begin STORED ROWS

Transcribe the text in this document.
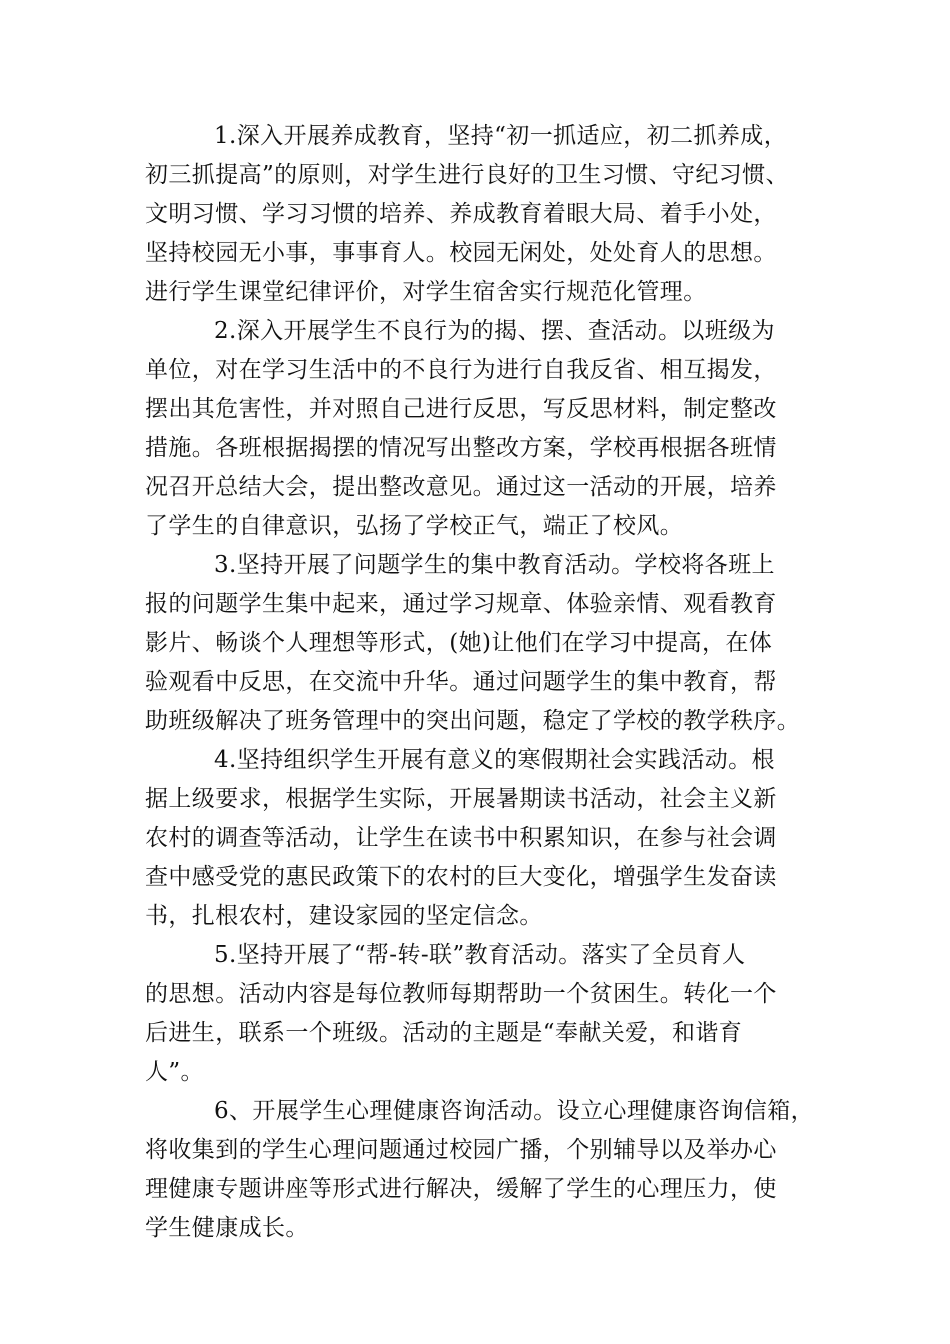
1.深入开展养成教育，坚持“初一抓适应，初二抓养成，
初三抓提高”的原则，对学生进行良好的卫生习惯、守纪习惯、
文明习惯、学习习惯的培养、养成教育着眼大局、着手小处，
坚持校园无小事，事事育人。校园无闲处，处处育人的思想。
进行学生课堂纪律评价，对学生宿舍实行规范化管理。
2.深入开展学生不良行为的揭、摆、查活动。以班级为
单位，对在学习生活中的不良行为进行自我反省、相互揭发，
摆出其危害性，并对照自己进行反思，写反思材料，制定整改
措施。各班根据揭摆的情况写出整改方案，学校再根据各班情
况召开总结大会，提出整改意见。通过这一活动的开展，培养
了学生的自律意识，弘扬了学校正气，端正了校风。
3.坚持开展了问题学生的集中教育活动。学校将各班上
报的问题学生集中起来，通过学习规章、体验亲情、观看教育
影片、畅谈个人理想等形式，(她)让他们在学习中提高，在体
验观看中反思，在交流中升华。通过问题学生的集中教育，帮
助班级解决了班务管理中的突出问题，稳定了学校的教学秩序。
4.坚持组织学生开展有意义的寒假期社会实践活动。根
据上级要求，根据学生实际，开展暑期读书活动，社会主义新
农村的调查等活动，让学生在读书中积累知识，在参与社会调
查中感受党的惠民政策下的农村的巨大变化，增强学生发奋读
书，扎根农村，建设家园的坚定信念。
5.坚持开展了“帮-转-联”教育活动。落实了全员育人
的思想。活动内容是每位教师每期帮助一个贫困生。转化一个
后进生，联系一个班级。活动的主题是“奉献关爱，和谐育
人”。
6、开展学生心理健康咨询活动。设立心理健康咨询信箱，
将收集到的学生心理问题通过校园广播，个别辅导以及举办心
理健康专题讲座等形式进行解决，缓解了学生的心理压力，使
学生健康成长。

end STORED ROWS

### WHAT THE TASK ASKS
Print out the lines exactly, skipping any picture.

### EXERCISE SOLUTION
Transcribe the text in this document.
1.深入开展养成教育，坚持“初一抓适应，初二抓养成，
初三抓提高”的原则，对学生进行良好的卫生习惯、守纪习惯、
文明习惯、学习习惯的培养、养成教育着眼大局、着手小处，
坚持校园无小事，事事育人。校园无闲处，处处育人的思想。
进行学生课堂纪律评价，对学生宿舍实行规范化管理。
2.深入开展学生不良行为的揭、摆、查活动。以班级为
单位，对在学习生活中的不良行为进行自我反省、相互揭发，
摆出其危害性，并对照自己进行反思，写反思材料，制定整改
措施。各班根据揭摆的情况写出整改方案，学校再根据各班情
况召开总结大会，提出整改意见。通过这一活动的开展，培养
了学生的自律意识，弘扬了学校正气，端正了校风。
3.坚持开展了问题学生的集中教育活动。学校将各班上
报的问题学生集中起来，通过学习规章、体验亲情、观看教育
影片、畅谈个人理想等形式，(她)让他们在学习中提高，在体
验观看中反思，在交流中升华。通过问题学生的集中教育，帮
助班级解决了班务管理中的突出问题，稳定了学校的教学秩序。
4.坚持组织学生开展有意义的寒假期社会实践活动。根
据上级要求，根据学生实际，开展暑期读书活动，社会主义新
农村的调查等活动，让学生在读书中积累知识，在参与社会调
查中感受党的惠民政策下的农村的巨大变化，增强学生发奋读
书，扎根农村，建设家园的坚定信念。
5.坚持开展了“帮-转-联”教育活动。落实了全员育人
的思想。活动内容是每位教师每期帮助一个贫困生。转化一个
后进生，联系一个班级。活动的主题是“奉献关爱，和谐育
人”。
6、开展学生心理健康咨询活动。设立心理健康咨询信箱，
将收集到的学生心理问题通过校园广播，个别辅导以及举办心
理健康专题讲座等形式进行解决，缓解了学生的心理压力，使
学生健康成长。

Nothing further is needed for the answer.